(Stored records)

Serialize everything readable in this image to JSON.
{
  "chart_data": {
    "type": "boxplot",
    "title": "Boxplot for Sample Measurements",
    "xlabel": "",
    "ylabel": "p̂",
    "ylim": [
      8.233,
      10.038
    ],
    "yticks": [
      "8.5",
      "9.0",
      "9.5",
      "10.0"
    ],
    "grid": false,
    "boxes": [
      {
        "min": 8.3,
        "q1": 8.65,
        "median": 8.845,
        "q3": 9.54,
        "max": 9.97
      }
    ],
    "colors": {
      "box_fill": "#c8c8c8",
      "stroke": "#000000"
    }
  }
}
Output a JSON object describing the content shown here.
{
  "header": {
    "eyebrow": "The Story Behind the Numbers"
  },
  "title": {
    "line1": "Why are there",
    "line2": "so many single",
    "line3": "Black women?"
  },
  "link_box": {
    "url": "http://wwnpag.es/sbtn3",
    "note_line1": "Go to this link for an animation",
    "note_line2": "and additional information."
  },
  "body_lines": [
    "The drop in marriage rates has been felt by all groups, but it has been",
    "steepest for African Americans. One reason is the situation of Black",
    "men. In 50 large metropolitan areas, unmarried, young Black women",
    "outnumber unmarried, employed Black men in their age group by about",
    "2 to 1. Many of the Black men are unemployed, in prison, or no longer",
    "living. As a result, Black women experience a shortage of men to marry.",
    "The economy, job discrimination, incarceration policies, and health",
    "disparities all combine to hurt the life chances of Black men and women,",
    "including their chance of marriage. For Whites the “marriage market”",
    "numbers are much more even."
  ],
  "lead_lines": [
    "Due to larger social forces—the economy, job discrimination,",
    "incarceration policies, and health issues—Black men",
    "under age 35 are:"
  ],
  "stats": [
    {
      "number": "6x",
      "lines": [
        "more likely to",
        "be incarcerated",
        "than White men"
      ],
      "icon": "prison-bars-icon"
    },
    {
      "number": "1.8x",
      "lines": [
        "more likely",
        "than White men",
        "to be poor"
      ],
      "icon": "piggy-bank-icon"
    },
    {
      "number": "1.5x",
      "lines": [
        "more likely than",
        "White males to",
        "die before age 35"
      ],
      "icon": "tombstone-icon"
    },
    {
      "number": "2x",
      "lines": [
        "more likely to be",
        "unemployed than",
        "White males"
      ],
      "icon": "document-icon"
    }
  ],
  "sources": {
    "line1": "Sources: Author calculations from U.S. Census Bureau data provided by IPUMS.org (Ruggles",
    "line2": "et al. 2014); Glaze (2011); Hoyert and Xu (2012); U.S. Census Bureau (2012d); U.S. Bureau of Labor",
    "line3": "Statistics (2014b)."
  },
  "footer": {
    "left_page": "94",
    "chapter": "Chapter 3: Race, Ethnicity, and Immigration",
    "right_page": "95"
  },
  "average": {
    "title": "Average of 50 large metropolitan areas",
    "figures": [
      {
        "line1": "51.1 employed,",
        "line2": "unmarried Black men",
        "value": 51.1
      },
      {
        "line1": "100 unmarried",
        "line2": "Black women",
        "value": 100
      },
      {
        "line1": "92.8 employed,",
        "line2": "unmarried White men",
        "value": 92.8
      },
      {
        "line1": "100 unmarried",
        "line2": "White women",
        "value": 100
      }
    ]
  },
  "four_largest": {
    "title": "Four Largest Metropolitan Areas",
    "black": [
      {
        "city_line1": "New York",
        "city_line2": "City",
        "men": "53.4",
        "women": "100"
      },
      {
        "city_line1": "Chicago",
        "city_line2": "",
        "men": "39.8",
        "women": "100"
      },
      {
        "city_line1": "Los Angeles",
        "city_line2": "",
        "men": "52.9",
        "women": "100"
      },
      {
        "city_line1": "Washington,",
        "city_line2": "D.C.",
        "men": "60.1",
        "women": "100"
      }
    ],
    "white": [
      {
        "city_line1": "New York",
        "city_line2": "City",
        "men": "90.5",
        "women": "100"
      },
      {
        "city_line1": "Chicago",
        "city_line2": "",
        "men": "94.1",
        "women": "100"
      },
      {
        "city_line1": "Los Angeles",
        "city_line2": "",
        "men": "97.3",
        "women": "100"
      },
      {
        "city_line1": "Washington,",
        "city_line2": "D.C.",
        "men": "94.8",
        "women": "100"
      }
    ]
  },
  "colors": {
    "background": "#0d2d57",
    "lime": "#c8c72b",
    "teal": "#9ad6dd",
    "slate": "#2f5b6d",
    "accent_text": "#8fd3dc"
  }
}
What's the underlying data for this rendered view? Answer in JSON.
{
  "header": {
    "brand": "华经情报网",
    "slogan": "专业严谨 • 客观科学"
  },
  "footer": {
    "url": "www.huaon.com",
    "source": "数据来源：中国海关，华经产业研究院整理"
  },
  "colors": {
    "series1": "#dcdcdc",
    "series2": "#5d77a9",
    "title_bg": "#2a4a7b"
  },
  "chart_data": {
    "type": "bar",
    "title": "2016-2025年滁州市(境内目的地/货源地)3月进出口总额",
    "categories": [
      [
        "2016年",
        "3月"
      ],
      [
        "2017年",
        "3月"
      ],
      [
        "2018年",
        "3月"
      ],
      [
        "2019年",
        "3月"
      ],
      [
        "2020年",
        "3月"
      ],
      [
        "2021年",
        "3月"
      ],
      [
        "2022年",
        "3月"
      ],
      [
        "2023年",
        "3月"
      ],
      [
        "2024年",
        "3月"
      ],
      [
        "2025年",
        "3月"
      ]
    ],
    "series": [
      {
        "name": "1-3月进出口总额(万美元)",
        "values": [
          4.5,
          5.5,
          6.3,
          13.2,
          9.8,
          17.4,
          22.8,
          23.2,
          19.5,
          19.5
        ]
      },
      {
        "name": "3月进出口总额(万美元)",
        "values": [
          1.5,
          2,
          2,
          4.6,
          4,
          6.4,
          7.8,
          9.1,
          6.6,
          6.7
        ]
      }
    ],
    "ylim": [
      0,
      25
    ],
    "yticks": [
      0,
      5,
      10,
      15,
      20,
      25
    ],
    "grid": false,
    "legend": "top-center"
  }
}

• What you need to do
In the records above, locate every line with the string "unmarried" and copy it.

• Result for this exercise
    "men. In 50 large metropolitan areas, unmarried, young Black women",
    "outnumber unmarried, employed Black men in their age group by about",
        "line2": "unmarried Black men",
        "line1": "100 unmarried",
        "line2": "unmarried White men",
        "line1": "100 unmarried",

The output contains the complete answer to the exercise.